● EXERCISE REQUIREMENTS
Look through the records below, and copy out every line that holds the string "村民问卷调查".

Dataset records

+-------+

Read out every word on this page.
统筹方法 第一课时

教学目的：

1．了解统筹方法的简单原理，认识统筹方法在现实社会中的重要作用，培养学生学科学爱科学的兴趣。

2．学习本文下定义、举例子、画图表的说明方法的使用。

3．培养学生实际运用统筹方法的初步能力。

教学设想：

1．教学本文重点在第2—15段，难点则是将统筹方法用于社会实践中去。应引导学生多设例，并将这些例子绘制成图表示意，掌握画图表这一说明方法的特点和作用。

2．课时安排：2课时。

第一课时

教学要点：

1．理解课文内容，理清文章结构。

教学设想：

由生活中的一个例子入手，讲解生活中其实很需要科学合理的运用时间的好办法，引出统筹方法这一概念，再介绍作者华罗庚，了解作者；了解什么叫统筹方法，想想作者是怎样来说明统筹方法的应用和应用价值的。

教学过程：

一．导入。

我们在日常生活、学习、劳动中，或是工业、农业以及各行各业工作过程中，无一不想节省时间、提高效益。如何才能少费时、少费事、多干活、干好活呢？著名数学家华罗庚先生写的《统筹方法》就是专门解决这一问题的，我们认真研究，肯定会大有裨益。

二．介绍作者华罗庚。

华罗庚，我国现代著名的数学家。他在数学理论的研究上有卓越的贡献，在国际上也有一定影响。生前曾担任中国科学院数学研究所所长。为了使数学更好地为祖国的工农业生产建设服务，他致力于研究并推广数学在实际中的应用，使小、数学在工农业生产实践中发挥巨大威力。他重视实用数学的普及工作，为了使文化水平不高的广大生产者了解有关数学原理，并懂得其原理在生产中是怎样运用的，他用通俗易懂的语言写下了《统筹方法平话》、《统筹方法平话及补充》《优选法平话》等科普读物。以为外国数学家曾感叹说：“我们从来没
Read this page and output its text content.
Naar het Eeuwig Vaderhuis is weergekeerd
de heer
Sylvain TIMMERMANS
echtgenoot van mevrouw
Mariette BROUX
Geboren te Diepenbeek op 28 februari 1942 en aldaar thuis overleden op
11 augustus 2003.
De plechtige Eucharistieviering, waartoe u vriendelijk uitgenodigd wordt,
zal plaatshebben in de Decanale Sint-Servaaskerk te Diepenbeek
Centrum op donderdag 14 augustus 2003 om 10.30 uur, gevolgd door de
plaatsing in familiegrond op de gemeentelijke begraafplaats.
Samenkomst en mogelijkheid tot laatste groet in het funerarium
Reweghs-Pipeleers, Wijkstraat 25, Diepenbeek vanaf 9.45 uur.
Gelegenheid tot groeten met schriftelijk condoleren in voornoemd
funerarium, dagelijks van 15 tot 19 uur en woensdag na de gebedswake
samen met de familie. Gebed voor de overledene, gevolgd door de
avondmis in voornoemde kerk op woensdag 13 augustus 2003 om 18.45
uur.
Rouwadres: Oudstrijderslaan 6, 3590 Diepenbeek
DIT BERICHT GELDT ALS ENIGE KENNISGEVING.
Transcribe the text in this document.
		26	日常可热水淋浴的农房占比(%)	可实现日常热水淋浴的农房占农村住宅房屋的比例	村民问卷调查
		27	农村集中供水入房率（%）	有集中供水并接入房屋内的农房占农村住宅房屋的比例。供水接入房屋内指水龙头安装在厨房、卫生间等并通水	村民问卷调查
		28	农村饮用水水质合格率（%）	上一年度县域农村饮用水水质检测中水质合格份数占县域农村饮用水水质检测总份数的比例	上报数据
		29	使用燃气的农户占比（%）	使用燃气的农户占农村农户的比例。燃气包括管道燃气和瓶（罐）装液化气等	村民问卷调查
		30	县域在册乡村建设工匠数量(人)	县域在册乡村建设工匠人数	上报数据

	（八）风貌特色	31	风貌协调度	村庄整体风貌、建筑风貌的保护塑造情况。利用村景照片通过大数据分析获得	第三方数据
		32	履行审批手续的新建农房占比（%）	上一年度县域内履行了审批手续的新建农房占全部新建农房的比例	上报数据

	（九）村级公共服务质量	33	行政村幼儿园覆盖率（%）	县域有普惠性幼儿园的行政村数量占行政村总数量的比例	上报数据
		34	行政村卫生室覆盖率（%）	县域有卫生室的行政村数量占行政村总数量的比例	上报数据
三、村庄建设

+-------+

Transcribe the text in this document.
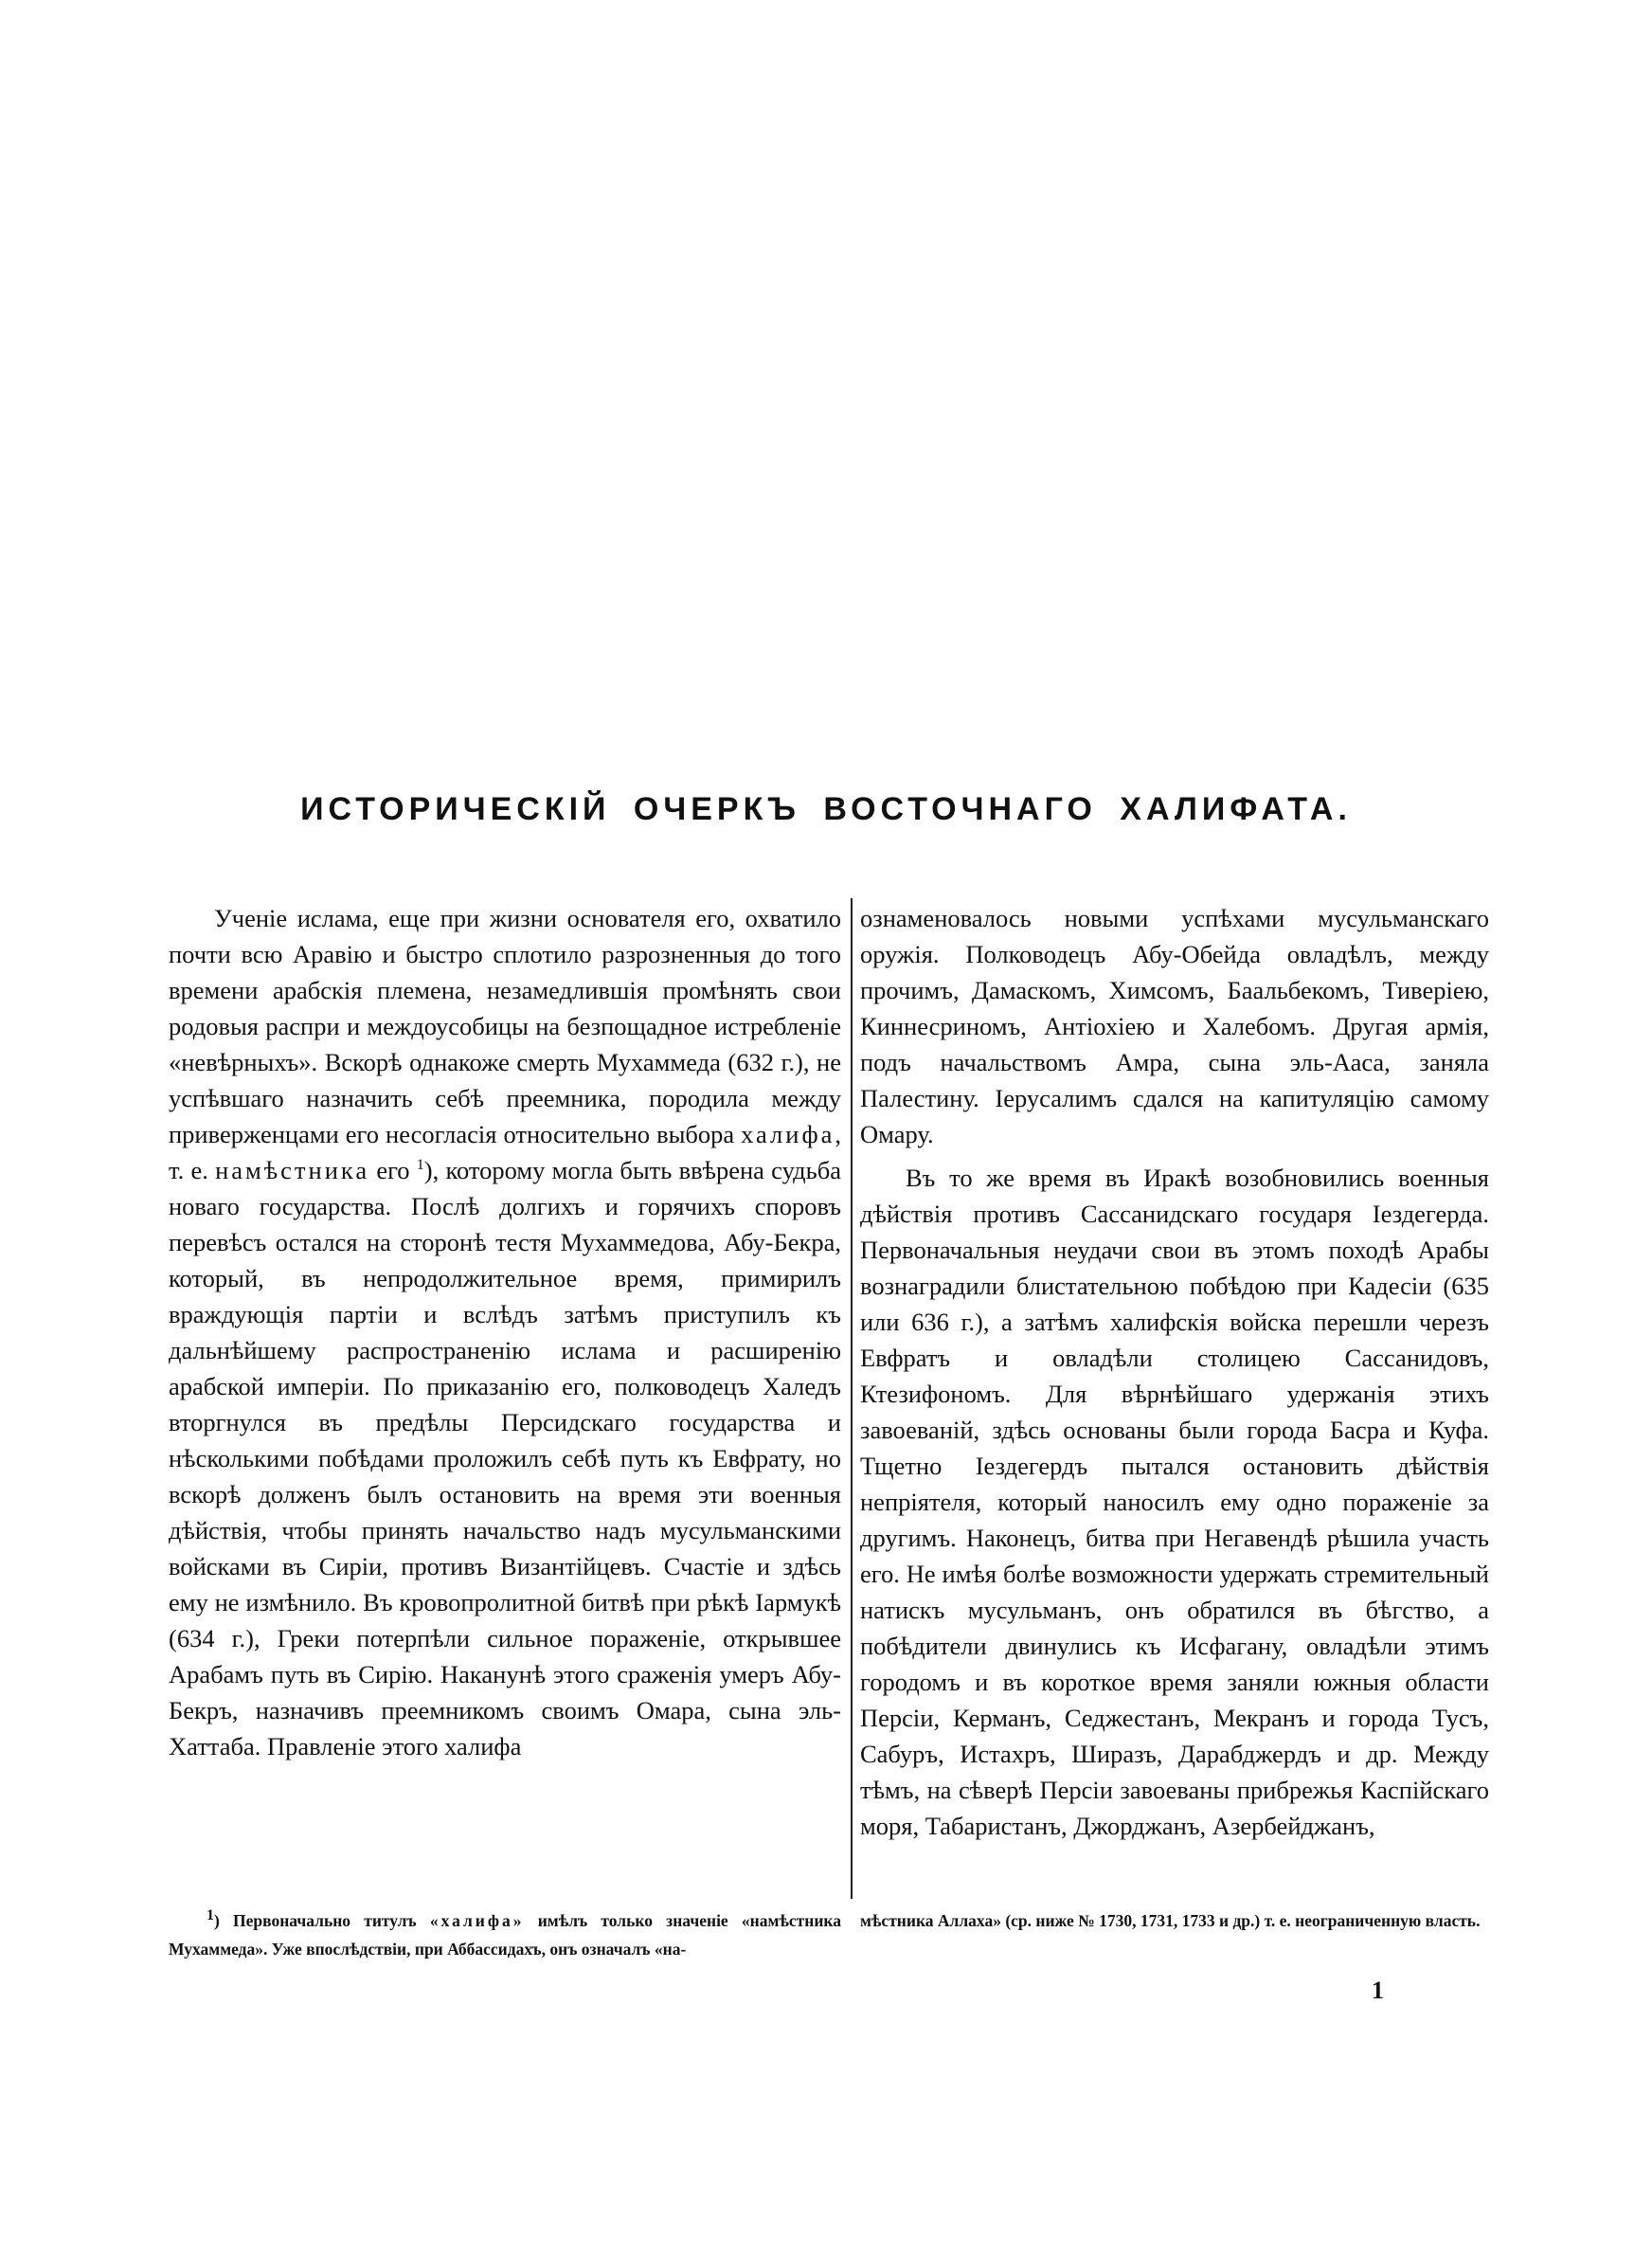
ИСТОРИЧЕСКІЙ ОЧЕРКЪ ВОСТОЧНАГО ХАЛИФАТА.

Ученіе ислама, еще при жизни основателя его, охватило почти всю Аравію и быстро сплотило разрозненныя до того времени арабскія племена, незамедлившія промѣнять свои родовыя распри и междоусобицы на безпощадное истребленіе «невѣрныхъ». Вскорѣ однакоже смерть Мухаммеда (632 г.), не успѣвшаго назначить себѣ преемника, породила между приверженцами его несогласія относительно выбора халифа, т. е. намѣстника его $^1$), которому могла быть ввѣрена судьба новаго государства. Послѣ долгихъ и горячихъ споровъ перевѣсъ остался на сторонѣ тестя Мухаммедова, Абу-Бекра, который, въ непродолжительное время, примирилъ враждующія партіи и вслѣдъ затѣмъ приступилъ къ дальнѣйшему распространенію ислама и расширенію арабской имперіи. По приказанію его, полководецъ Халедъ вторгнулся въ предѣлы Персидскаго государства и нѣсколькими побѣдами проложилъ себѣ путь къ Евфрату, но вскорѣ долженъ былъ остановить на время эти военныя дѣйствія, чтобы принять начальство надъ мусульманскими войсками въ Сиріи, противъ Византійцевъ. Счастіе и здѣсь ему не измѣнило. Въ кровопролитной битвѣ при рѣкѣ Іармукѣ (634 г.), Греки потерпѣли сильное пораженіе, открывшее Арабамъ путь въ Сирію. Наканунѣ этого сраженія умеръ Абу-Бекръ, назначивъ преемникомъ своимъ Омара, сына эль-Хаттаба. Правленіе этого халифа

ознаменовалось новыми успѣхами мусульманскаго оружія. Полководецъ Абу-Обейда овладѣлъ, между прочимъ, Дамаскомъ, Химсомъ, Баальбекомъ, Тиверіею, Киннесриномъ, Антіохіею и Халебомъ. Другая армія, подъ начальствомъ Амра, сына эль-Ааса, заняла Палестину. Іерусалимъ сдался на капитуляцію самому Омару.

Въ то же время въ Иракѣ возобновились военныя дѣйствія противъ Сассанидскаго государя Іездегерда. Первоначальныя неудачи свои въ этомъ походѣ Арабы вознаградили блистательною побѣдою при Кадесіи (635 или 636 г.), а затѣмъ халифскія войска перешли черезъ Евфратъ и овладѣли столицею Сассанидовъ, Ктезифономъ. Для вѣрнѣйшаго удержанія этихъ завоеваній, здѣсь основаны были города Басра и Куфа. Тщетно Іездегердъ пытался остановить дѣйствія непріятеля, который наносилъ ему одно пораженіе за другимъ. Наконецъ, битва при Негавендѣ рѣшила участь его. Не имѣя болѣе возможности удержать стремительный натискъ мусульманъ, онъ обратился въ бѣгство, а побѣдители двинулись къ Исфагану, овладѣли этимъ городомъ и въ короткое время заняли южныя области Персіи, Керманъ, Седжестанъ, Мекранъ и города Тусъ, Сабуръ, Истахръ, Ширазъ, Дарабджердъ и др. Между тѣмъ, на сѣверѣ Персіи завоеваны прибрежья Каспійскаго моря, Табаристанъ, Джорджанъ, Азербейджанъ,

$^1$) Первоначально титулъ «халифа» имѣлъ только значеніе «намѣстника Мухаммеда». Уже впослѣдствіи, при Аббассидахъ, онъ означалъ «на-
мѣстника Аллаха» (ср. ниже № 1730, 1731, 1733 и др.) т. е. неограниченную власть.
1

+-------+

● THE SOLUTION
		26	日常可热水淋浴的农房占比(%)	可实现日常热水淋浴的农房占农村住宅房屋的比例	村民问卷调查
		27	农村集中供水入房率（%）	有集中供水并接入房屋内的农房占农村住宅房屋的比例。供水接入房屋内指水龙头安装在厨房、卫生间等并通水	村民问卷调查
		29	使用燃气的农户占比（%）	使用燃气的农户占农村农户的比例。燃气包括管道燃气和瓶（罐）装液化气等	村民问卷调查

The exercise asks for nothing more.